Look through the records below and give the number of lines holding the string "τριάκοντα", nothing more.

* **LISTED RECORDS**:

* * * * * * *

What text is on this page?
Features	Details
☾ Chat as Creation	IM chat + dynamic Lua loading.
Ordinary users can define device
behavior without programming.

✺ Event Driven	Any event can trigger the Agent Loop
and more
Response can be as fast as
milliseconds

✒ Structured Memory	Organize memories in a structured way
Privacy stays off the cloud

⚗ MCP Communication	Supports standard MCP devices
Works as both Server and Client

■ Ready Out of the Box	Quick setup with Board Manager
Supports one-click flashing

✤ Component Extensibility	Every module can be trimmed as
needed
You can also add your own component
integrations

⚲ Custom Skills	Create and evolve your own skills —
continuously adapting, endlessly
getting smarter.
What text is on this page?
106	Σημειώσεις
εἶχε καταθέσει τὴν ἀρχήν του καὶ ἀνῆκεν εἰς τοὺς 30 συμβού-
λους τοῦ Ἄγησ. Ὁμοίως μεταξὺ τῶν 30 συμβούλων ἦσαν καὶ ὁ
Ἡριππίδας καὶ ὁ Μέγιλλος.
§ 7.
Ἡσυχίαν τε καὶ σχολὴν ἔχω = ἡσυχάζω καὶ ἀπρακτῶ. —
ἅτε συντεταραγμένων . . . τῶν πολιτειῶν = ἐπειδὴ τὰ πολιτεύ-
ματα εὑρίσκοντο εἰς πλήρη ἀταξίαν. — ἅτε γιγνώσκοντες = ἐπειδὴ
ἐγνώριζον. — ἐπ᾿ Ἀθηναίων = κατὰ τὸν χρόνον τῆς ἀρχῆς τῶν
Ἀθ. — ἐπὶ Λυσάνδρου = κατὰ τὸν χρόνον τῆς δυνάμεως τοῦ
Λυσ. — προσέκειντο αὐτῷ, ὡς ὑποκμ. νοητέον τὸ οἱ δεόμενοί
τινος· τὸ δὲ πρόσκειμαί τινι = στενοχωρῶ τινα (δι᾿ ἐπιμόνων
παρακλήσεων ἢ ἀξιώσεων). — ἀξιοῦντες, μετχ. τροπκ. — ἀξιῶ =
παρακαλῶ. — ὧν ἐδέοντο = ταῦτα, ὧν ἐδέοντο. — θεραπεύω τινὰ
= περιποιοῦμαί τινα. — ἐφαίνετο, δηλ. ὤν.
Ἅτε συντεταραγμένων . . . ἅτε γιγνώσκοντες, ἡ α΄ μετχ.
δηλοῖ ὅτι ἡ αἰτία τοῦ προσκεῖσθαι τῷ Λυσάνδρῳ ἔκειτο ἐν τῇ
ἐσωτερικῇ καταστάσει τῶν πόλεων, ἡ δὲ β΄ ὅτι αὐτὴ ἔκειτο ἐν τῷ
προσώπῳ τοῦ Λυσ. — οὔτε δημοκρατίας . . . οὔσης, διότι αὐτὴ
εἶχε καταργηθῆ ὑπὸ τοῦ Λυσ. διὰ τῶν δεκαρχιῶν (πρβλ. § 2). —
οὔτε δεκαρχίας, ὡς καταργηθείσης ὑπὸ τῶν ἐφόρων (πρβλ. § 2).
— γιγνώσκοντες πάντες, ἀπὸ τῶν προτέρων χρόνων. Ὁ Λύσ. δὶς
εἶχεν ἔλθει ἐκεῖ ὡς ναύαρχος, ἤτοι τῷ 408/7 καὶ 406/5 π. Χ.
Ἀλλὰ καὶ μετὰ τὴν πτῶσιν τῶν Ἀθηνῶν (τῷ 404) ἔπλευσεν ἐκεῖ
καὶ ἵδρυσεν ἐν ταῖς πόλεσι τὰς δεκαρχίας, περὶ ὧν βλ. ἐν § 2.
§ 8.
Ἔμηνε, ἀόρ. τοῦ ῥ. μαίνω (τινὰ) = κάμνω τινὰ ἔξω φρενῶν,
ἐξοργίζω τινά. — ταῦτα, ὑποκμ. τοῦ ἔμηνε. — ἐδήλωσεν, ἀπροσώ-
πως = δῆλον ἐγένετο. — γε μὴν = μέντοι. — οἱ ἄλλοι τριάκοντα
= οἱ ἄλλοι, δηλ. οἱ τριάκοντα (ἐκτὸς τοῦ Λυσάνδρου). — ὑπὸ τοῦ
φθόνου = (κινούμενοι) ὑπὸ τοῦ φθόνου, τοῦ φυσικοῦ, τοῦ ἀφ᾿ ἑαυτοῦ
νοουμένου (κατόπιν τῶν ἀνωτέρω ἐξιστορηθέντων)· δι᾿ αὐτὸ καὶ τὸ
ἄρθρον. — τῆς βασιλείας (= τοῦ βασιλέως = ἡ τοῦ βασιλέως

* * * * * * *

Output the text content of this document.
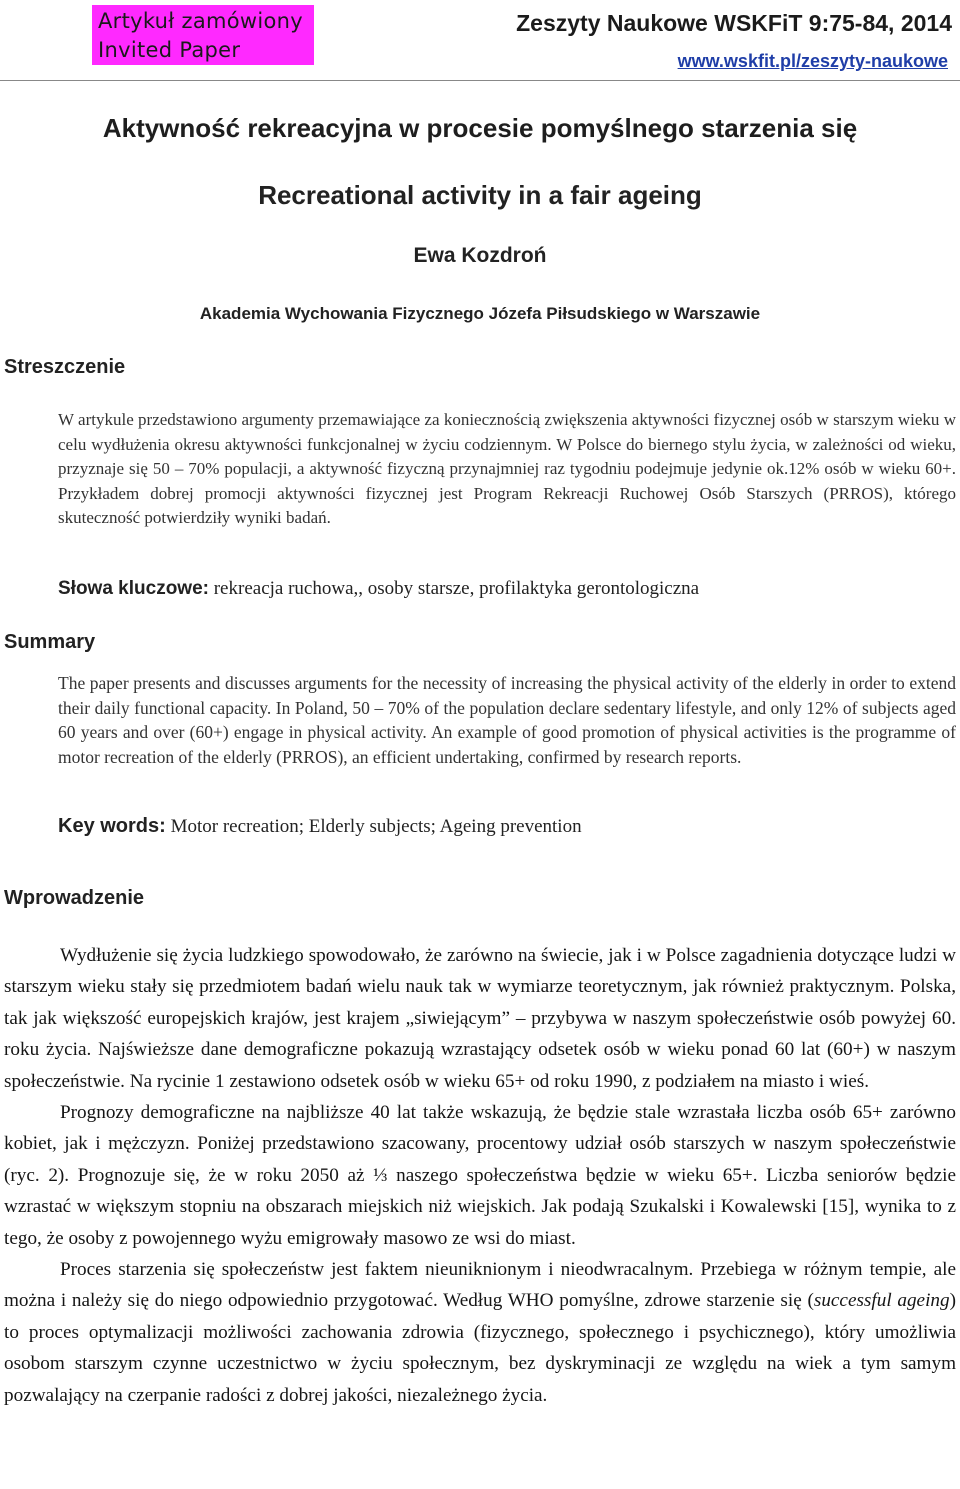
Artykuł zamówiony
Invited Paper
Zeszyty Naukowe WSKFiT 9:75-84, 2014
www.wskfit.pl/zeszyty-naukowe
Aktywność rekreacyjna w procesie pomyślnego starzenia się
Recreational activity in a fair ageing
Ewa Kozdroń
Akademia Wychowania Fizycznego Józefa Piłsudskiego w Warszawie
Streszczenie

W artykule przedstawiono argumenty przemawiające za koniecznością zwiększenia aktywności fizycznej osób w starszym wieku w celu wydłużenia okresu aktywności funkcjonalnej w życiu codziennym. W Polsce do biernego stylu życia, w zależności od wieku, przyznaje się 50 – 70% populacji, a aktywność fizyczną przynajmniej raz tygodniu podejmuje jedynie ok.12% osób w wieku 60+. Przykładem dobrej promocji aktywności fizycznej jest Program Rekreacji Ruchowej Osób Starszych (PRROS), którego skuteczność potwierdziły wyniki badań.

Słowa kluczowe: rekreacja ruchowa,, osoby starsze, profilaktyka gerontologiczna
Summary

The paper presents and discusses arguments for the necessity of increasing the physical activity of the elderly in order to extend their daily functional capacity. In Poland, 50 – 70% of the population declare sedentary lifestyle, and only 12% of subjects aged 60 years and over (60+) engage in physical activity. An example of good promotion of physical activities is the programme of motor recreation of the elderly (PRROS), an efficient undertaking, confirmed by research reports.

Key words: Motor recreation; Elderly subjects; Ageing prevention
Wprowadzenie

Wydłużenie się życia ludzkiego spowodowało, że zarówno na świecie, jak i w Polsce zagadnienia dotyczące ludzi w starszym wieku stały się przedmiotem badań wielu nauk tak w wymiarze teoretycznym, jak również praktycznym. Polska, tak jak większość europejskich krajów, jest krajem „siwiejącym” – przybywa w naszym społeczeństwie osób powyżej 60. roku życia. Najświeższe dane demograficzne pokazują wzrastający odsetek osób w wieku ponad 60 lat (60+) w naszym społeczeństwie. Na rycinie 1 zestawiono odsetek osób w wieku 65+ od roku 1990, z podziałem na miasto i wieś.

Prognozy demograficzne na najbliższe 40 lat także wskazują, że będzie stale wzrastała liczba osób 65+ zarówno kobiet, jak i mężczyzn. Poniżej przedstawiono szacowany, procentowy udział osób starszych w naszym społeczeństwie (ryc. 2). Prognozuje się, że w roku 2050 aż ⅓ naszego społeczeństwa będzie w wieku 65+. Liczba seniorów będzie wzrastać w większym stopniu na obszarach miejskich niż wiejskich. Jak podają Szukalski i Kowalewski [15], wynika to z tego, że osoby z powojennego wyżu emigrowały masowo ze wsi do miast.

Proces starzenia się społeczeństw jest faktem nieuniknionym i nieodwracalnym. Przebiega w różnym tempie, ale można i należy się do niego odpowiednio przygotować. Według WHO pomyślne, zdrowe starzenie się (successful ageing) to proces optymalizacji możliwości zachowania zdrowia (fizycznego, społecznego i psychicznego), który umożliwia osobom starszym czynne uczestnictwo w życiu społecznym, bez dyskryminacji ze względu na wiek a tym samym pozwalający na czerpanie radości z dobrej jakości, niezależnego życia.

* * * * * * *

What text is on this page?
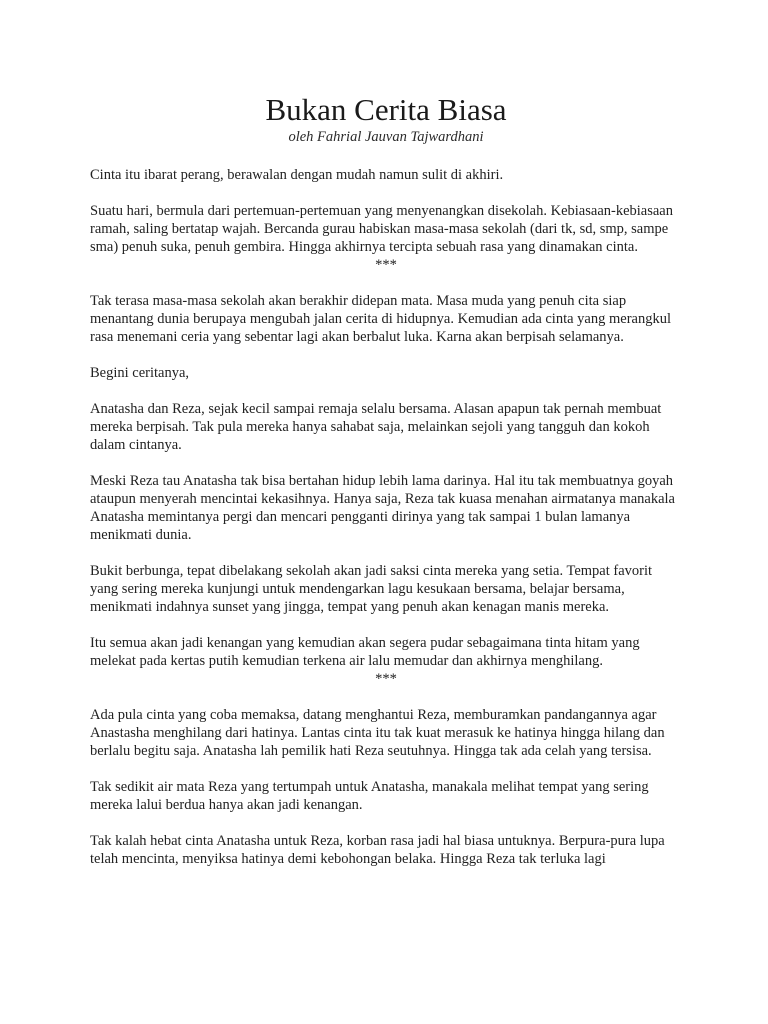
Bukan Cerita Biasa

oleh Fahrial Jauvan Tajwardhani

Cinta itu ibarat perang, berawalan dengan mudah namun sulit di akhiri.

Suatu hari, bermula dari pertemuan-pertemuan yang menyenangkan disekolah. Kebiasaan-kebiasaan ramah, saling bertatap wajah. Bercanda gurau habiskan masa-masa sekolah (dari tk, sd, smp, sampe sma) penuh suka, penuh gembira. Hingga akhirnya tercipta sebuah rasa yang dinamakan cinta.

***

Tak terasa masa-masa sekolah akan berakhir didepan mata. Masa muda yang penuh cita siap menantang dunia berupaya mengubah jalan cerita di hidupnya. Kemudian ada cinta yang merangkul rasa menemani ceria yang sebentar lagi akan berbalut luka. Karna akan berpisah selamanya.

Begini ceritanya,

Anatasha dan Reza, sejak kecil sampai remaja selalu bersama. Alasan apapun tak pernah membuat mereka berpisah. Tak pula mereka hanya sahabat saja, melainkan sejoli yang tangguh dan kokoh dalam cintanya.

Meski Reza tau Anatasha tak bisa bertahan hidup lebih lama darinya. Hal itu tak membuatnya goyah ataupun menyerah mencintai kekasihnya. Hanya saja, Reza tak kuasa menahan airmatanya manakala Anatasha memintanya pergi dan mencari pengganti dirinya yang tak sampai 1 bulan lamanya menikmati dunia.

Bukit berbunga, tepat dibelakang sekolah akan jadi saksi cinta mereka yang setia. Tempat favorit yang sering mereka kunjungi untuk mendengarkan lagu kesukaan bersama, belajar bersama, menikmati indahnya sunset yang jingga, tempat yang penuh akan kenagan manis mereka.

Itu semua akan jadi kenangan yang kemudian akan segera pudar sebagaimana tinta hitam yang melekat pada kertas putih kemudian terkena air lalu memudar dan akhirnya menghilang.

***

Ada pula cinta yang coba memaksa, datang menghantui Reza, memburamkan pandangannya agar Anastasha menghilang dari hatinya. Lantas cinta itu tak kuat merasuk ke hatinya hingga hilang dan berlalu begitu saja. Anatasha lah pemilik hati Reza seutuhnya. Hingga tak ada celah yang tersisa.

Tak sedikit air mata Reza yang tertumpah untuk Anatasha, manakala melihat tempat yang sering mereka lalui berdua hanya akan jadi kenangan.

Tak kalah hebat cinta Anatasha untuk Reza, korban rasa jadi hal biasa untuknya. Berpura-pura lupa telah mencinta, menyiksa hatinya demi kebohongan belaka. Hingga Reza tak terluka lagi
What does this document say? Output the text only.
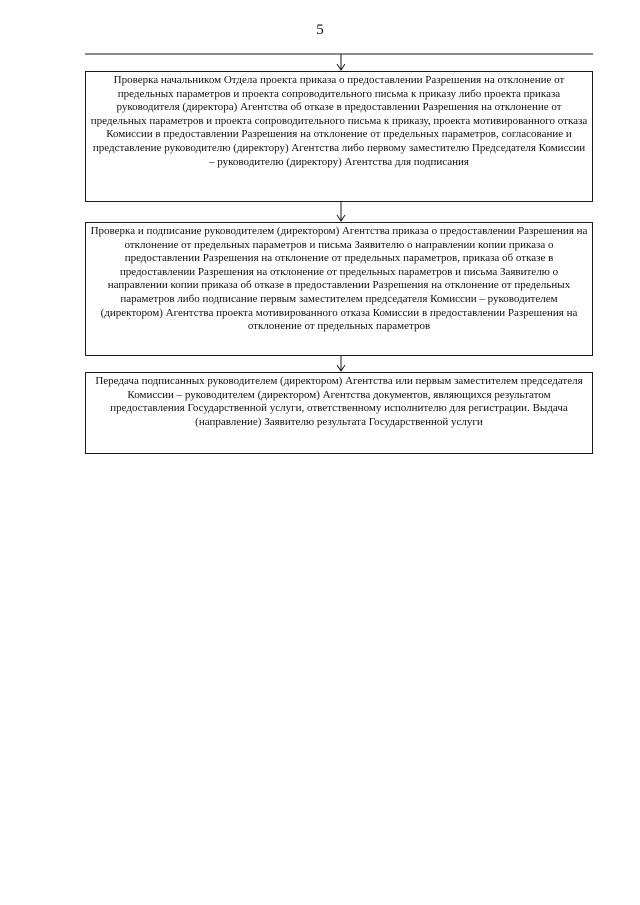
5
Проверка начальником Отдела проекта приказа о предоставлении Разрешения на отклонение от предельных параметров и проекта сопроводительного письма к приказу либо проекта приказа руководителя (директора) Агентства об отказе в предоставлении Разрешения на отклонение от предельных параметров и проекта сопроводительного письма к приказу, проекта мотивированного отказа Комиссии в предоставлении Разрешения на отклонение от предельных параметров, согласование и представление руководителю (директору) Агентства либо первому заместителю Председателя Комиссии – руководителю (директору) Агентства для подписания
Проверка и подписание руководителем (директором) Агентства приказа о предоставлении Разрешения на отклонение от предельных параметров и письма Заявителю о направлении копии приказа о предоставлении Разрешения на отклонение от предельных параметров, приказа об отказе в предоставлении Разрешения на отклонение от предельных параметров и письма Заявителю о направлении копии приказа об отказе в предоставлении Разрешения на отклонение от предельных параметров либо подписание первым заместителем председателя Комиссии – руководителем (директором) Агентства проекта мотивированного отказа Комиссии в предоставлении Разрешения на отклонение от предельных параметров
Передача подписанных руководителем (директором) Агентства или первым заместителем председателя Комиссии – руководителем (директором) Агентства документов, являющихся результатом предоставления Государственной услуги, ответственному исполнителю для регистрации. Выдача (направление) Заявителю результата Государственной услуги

* * * * * * *

* **THE ANSWER**: 2